begin

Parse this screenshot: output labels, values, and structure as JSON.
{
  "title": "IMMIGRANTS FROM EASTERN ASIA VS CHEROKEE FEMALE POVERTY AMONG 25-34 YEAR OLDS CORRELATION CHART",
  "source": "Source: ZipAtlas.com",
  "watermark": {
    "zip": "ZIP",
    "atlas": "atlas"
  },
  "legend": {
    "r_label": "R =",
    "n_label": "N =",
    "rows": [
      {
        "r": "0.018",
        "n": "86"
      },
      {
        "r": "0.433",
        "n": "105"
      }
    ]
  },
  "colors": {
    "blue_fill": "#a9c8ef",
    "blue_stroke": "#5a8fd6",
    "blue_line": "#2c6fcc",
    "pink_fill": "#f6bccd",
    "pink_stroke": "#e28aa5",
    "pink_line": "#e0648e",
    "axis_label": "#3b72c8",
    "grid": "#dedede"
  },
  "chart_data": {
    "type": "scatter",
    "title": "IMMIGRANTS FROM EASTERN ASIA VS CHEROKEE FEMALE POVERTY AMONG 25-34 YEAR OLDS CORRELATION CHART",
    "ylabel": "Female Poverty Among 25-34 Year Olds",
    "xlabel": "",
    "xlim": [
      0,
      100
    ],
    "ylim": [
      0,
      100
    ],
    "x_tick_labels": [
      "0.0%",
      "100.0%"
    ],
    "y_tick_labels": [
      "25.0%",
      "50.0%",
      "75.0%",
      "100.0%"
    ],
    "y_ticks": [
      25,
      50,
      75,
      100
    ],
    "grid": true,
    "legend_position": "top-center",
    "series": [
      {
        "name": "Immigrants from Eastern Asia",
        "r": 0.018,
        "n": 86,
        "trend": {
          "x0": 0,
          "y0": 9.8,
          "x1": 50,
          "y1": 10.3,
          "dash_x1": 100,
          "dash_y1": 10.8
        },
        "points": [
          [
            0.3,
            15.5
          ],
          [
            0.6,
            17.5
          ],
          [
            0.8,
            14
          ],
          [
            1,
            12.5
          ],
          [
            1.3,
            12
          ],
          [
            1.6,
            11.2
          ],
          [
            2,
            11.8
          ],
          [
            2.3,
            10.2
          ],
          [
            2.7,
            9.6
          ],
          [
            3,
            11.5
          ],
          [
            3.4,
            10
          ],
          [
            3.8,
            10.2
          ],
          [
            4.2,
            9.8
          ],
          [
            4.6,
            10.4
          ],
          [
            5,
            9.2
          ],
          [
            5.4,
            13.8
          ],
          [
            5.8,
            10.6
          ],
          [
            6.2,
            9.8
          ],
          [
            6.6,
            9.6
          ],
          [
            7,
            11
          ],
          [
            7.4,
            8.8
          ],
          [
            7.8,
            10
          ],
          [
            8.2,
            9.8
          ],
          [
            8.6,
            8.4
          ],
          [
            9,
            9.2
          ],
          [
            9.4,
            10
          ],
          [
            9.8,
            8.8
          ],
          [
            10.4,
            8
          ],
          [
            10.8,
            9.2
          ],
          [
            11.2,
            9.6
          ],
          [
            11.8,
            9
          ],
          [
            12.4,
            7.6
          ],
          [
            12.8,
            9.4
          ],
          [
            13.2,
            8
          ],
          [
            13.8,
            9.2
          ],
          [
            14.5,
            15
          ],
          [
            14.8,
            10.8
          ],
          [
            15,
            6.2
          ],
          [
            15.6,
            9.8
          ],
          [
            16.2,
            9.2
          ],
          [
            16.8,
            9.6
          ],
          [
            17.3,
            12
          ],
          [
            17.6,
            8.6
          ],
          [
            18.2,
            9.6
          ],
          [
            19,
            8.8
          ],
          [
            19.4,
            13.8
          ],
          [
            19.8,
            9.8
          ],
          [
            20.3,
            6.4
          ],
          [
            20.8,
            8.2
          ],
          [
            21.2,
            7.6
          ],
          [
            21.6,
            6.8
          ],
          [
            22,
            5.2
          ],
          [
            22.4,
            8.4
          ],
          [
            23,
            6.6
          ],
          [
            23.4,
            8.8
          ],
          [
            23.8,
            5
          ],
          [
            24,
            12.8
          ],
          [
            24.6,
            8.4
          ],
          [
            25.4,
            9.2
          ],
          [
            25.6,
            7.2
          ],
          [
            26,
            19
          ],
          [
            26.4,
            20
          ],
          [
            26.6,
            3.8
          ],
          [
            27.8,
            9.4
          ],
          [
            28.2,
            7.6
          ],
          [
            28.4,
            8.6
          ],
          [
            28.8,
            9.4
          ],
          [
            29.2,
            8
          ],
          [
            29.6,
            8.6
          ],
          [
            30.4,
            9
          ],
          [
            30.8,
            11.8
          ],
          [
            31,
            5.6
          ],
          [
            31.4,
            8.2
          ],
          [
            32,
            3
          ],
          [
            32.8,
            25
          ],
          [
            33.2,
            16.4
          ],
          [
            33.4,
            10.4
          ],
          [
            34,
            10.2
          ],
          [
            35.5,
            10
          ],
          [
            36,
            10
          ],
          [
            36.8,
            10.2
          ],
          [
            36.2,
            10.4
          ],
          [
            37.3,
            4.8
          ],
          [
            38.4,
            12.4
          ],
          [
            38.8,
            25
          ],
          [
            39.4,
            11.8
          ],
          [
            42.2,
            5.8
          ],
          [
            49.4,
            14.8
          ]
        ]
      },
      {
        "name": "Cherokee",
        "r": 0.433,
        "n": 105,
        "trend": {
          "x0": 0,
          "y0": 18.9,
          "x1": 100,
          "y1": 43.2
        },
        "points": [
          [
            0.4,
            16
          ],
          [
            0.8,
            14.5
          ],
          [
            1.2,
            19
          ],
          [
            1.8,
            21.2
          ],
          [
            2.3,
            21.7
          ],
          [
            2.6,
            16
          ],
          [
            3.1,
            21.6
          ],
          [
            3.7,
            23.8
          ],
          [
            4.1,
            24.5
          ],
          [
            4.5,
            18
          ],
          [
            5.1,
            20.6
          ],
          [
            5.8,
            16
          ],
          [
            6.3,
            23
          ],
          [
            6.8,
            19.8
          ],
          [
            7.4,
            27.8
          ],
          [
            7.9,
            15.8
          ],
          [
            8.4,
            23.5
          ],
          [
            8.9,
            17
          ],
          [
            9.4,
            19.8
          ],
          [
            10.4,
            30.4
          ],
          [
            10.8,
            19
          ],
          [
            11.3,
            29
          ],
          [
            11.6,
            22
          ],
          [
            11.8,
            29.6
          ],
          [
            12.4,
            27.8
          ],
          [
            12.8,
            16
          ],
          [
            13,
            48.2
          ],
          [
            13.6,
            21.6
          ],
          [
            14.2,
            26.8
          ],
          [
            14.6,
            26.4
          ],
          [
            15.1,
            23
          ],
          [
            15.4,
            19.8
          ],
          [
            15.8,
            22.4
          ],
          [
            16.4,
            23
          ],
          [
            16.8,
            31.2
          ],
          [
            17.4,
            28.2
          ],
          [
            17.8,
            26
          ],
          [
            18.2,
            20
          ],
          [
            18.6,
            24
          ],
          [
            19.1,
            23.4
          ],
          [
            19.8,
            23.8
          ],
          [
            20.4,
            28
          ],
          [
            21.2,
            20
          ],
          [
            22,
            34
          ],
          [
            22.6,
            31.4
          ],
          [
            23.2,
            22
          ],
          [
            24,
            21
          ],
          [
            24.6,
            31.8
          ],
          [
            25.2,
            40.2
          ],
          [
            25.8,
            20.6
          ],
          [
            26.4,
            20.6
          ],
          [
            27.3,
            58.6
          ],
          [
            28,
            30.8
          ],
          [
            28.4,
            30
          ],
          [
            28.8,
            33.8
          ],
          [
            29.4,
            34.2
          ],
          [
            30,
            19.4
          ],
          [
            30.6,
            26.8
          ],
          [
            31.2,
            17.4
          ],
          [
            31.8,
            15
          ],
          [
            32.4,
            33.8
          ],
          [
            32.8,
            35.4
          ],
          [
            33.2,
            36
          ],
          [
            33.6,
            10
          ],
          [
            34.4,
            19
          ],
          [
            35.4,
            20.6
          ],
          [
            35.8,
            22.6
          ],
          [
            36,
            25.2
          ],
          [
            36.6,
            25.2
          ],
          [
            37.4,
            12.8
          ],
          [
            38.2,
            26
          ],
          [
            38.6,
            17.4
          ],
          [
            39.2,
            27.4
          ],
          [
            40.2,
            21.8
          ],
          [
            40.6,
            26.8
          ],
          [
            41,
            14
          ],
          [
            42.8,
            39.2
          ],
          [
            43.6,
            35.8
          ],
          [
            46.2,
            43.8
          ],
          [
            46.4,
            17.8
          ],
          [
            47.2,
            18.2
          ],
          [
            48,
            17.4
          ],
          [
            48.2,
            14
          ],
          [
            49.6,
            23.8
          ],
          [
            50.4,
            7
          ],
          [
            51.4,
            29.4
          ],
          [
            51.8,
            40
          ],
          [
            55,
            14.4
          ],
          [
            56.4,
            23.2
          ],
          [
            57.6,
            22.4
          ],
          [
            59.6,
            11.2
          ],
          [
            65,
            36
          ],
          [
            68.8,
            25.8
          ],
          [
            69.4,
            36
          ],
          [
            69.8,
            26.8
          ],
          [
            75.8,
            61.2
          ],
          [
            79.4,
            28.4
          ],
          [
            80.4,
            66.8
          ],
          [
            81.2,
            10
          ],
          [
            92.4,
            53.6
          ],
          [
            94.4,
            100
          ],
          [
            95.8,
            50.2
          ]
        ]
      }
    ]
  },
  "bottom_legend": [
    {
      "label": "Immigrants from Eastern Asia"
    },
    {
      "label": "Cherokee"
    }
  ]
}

end

Your task is to gather all lines from the entries above that hold the word "title".

  "title": "IMMIGRANTS FROM EASTERN ASIA VS CHEROKEE FEMALE POVERTY AMONG 25-34 YEAR OLDS CORRELATION CHART",
    "title": "IMMIGRANTS FROM EASTERN ASIA VS CHEROKEE FEMALE POVERTY AMONG 25-34 YEAR OLDS CORRELATION CHART",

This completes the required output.